Stored data entries
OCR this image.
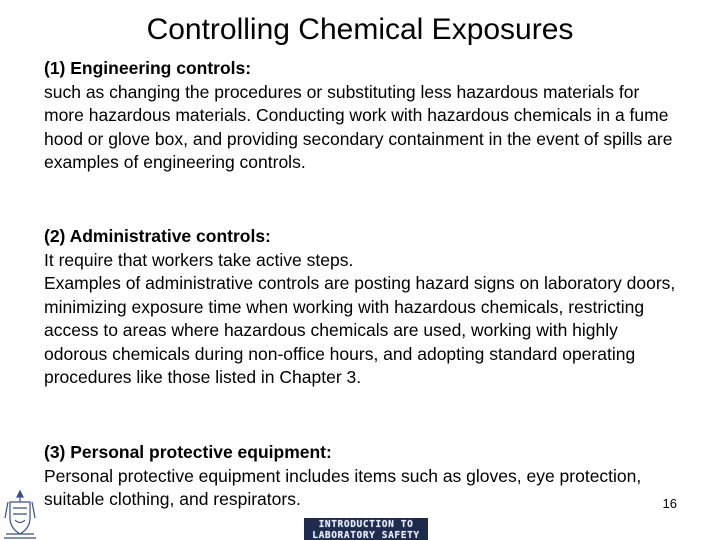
Controlling Chemical Exposures
(1) Engineering controls:
such as changing the procedures or substituting less hazardous materials for more hazardous materials. Conducting work with hazardous chemicals in a fume hood or glove box, and providing secondary containment in the event of spills are examples of engineering controls.
(2) Administrative controls:
It require that workers take active steps.
Examples of administrative controls are posting hazard signs on laboratory doors, minimizing exposure time when working with hazardous chemicals, restricting access to areas where hazardous chemicals are used, working with highly odorous chemicals during non-office hours, and adopting standard operating procedures like those listed in Chapter 3.
(3) Personal protective equipment:
Personal protective equipment includes items such as gloves, eye protection, suitable clothing, and respirators.	16
INTRODUCTION TO
LABORATORY SAFETY
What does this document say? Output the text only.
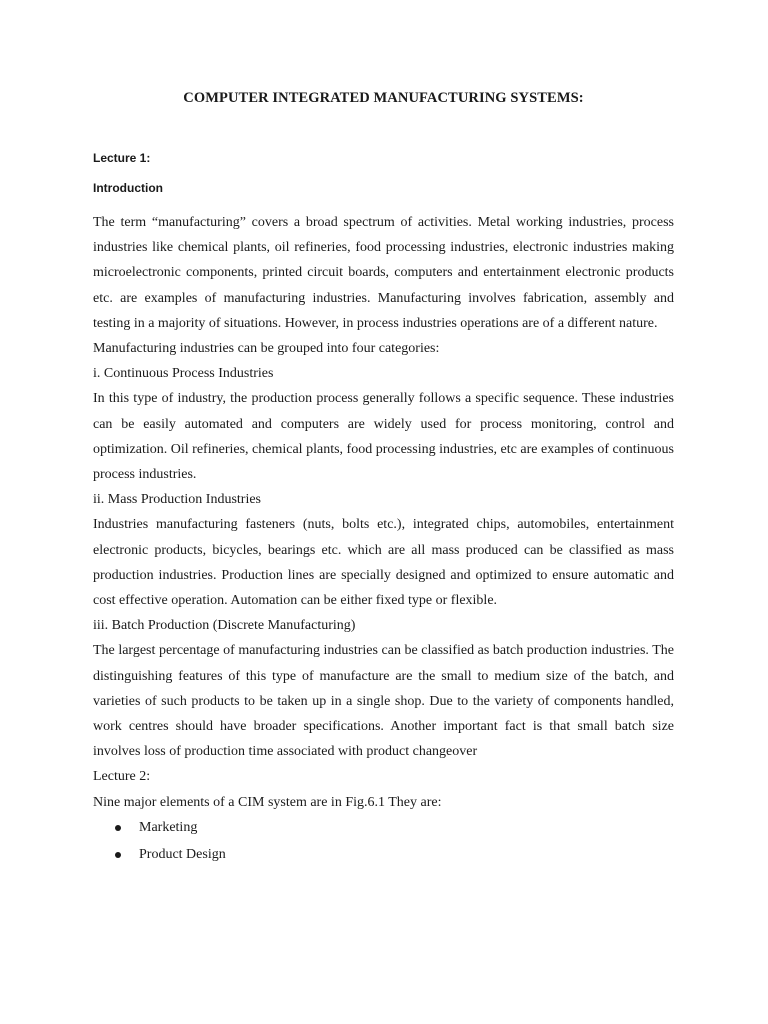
COMPUTER INTEGRATED MANUFACTURING SYSTEMS:
Lecture 1:
Introduction

The term “manufacturing” covers a broad spectrum of activities. Metal working industries, process industries like chemical plants, oil refineries, food processing industries, electronic industries making microelectronic components, printed circuit boards, computers and entertainment electronic products etc. are examples of manufacturing industries. Manufacturing involves fabrication, assembly and testing in a majority of situations. However, in process industries operations are of a different nature.

Manufacturing industries can be grouped into four categories:

i. Continuous Process Industries

In this type of industry, the production process generally follows a specific sequence. These industries can be easily automated and computers are widely used for process monitoring, control and optimization. Oil refineries, chemical plants, food processing industries, etc are examples of continuous process industries.

ii. Mass Production Industries

Industries manufacturing fasteners (nuts, bolts etc.), integrated chips, automobiles, entertainment electronic products, bicycles, bearings etc. which are all mass produced can be classified as mass production industries. Production lines are specially designed and optimized to ensure automatic and cost effective operation. Automation can be either fixed type or flexible.

iii. Batch Production (Discrete Manufacturing)

The largest percentage of manufacturing industries can be classified as batch production industries. The distinguishing features of this type of manufacture are the small to medium size of the batch, and varieties of such products to be taken up in a single shop. Due to the variety of components handled, work centres should have broader specifications. Another important fact is that small batch size involves loss of production time associated with product changeover

Lecture 2:

Nine major elements of a CIM system are in Fig.6.1 They are:

Marketing
Product Design
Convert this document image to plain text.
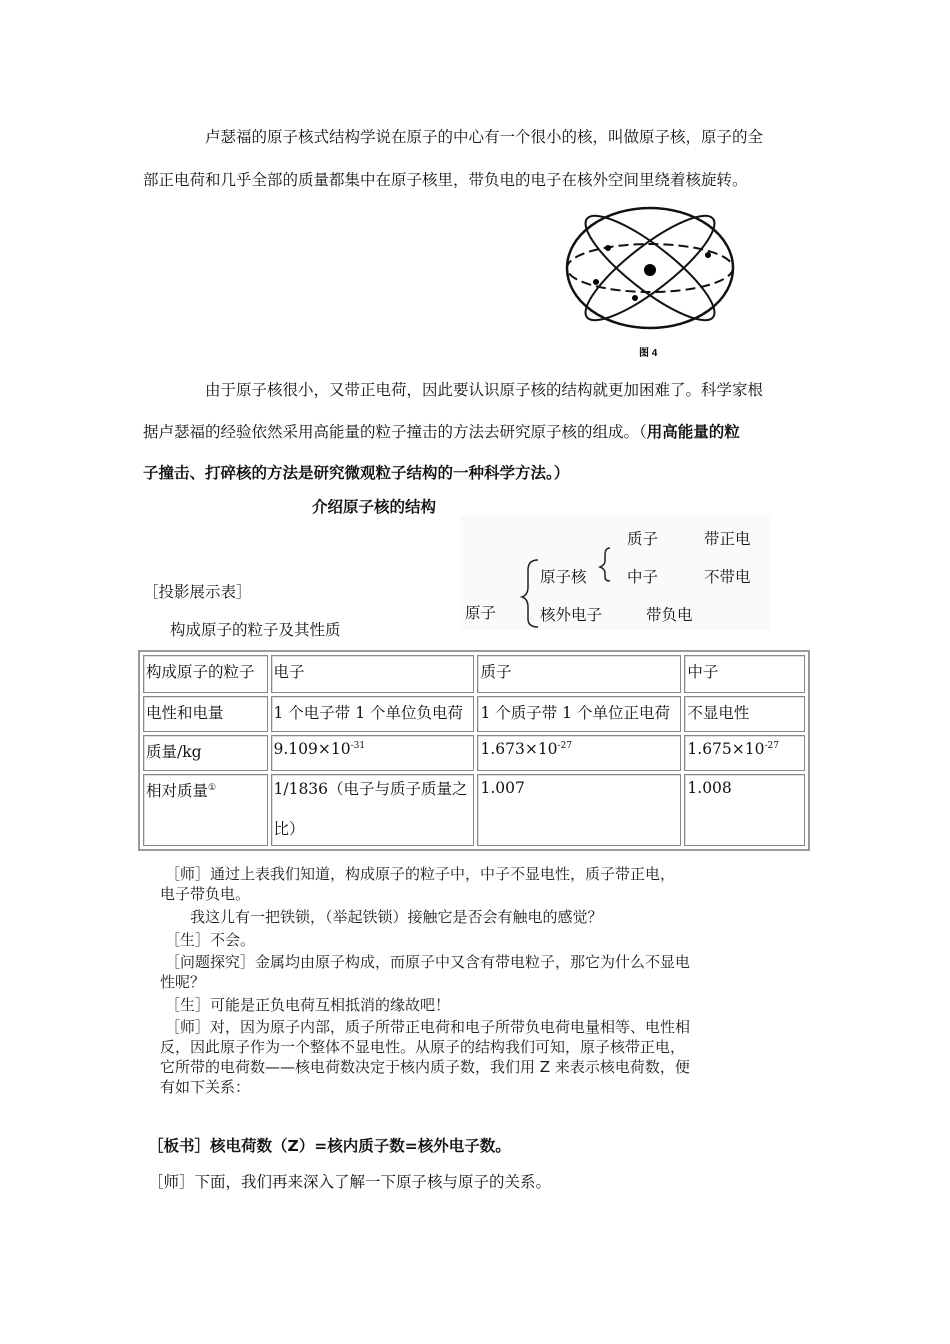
卢瑟福的原子核式结构学说在原子的中心有一个很小的核，叫做原子核，原子的全
部正电荷和几乎全部的质量都集中在原子核里，带负电的电子在核外空间里绕着核旋转。
图 4
由于原子核很小，又带正电荷，因此要认识原子核的结构就更加困难了。科学家根
据卢瑟福的经验依然采用高能量的粒子撞击的方法去研究原子核的组成。（用高能量的粒
子撞击、打碎核的方法是研究微观粒子结构的一种科学方法。）
介绍原子核的结构
原子
原子核
核外电子
质子
中子
带正电
不带电
带负电
［投影展示表］
构成原子的粒子及其性质
构成原子的粒子	电子	质子	中子
电性和电量	1 个电子带 1 个单位负电荷	1 个质子带 1 个单位正电荷	不显电性
质量/kg	$9.109\times 10^{-31}$	$1.673\times 10^{-27}$	$1.675\times 10^{-27}$
相对质量①	1/1836（电子与质子质量之
比）	1.007	1.008
［师］通过上表我们知道，构成原子的粒子中，中子不显电性，质子带正电，
电子带负电。
我这儿有一把铁锁，（举起铁锁）接触它是否会有触电的感觉？
［生］不会。
［问题探究］金属均由原子构成，而原子中又含有带电粒子，那它为什么不显电
性呢？
［生］可能是正负电荷互相抵消的缘故吧！
［师］对，因为原子内部，质子所带正电荷和电子所带负电荷电量相等、电性相
反，因此原子作为一个整体不显电性。从原子的结构我们可知，原子核带正电，
它所带的电荷数——核电荷数决定于核内质子数，我们用 Z 来表示核电荷数，便
有如下关系：
［板书］核电荷数（Z）=核内质子数=核外电子数。
［师］下面，我们再来深入了解一下原子核与原子的关系。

Exercise task:
Retype each entry precisely. Skip images entirely.

Problem solution:
OCR this image.
Controlling Chemical Exposures
(1) Engineering controls:
such as changing the procedures or substituting less hazardous materials for more hazardous materials. Conducting work with hazardous chemicals in a fume hood or glove box, and providing secondary containment in the event of spills are examples of engineering controls.
(2) Administrative controls:
It require that workers take active steps.
Examples of administrative controls are posting hazard signs on laboratory doors, minimizing exposure time when working with hazardous chemicals, restricting access to areas where hazardous chemicals are used, working with highly odorous chemicals during non-office hours, and adopting standard operating procedures like those listed in Chapter 3.
(3) Personal protective equipment:
Personal protective equipment includes items such as gloves, eye protection, suitable clothing, and respirators.	16
INTRODUCTION TO
LABORATORY SAFETY
What does this document say? Output the text only.
COMPUTER INTEGRATED MANUFACTURING SYSTEMS:
Lecture 1:
Introduction

The term “manufacturing” covers a broad spectrum of activities. Metal working industries, process industries like chemical plants, oil refineries, food processing industries, electronic industries making microelectronic components, printed circuit boards, computers and entertainment electronic products etc. are examples of manufacturing industries. Manufacturing involves fabrication, assembly and testing in a majority of situations. However, in process industries operations are of a different nature.

Manufacturing industries can be grouped into four categories:

i. Continuous Process Industries

In this type of industry, the production process generally follows a specific sequence. These industries can be easily automated and computers are widely used for process monitoring, control and optimization. Oil refineries, chemical plants, food processing industries, etc are examples of continuous process industries.

ii. Mass Production Industries

Industries manufacturing fasteners (nuts, bolts etc.), integrated chips, automobiles, entertainment electronic products, bicycles, bearings etc. which are all mass produced can be classified as mass production industries. Production lines are specially designed and optimized to ensure automatic and cost effective operation. Automation can be either fixed type or flexible.

iii. Batch Production (Discrete Manufacturing)

The largest percentage of manufacturing industries can be classified as batch production industries. The distinguishing features of this type of manufacture are the small to medium size of the batch, and varieties of such products to be taken up in a single shop. Due to the variety of components handled, work centres should have broader specifications. Another important fact is that small batch size involves loss of production time associated with product changeover

Lecture 2:

Nine major elements of a CIM system are in Fig.6.1 They are:

Marketing
Product Design
Convert this document image to plain text.
卢瑟福的原子核式结构学说在原子的中心有一个很小的核，叫做原子核，原子的全
部正电荷和几乎全部的质量都集中在原子核里，带负电的电子在核外空间里绕着核旋转。
图 4
由于原子核很小，又带正电荷，因此要认识原子核的结构就更加困难了。科学家根
据卢瑟福的经验依然采用高能量的粒子撞击的方法去研究原子核的组成。（用高能量的粒
子撞击、打碎核的方法是研究微观粒子结构的一种科学方法。）
介绍原子核的结构
原子
原子核
核外电子
质子
中子
带正电
不带电
带负电
［投影展示表］
构成原子的粒子及其性质
构成原子的粒子	电子	质子	中子
电性和电量	1 个电子带 1 个单位负电荷	1 个质子带 1 个单位正电荷	不显电性
质量/kg	$9.109\times 10^{-31}$	$1.673\times 10^{-27}$	$1.675\times 10^{-27}$
相对质量①	1/1836（电子与质子质量之
比）	1.007	1.008
［师］通过上表我们知道，构成原子的粒子中，中子不显电性，质子带正电，
电子带负电。
我这儿有一把铁锁，（举起铁锁）接触它是否会有触电的感觉？
［生］不会。
［问题探究］金属均由原子构成，而原子中又含有带电粒子，那它为什么不显电
性呢？
［生］可能是正负电荷互相抵消的缘故吧！
［师］对，因为原子内部，质子所带正电荷和电子所带负电荷电量相等、电性相
反，因此原子作为一个整体不显电性。从原子的结构我们可知，原子核带正电，
它所带的电荷数——核电荷数决定于核内质子数，我们用 Z 来表示核电荷数，便
有如下关系：
［板书］核电荷数（Z）=核内质子数=核外电子数。
［师］下面，我们再来深入了解一下原子核与原子的关系。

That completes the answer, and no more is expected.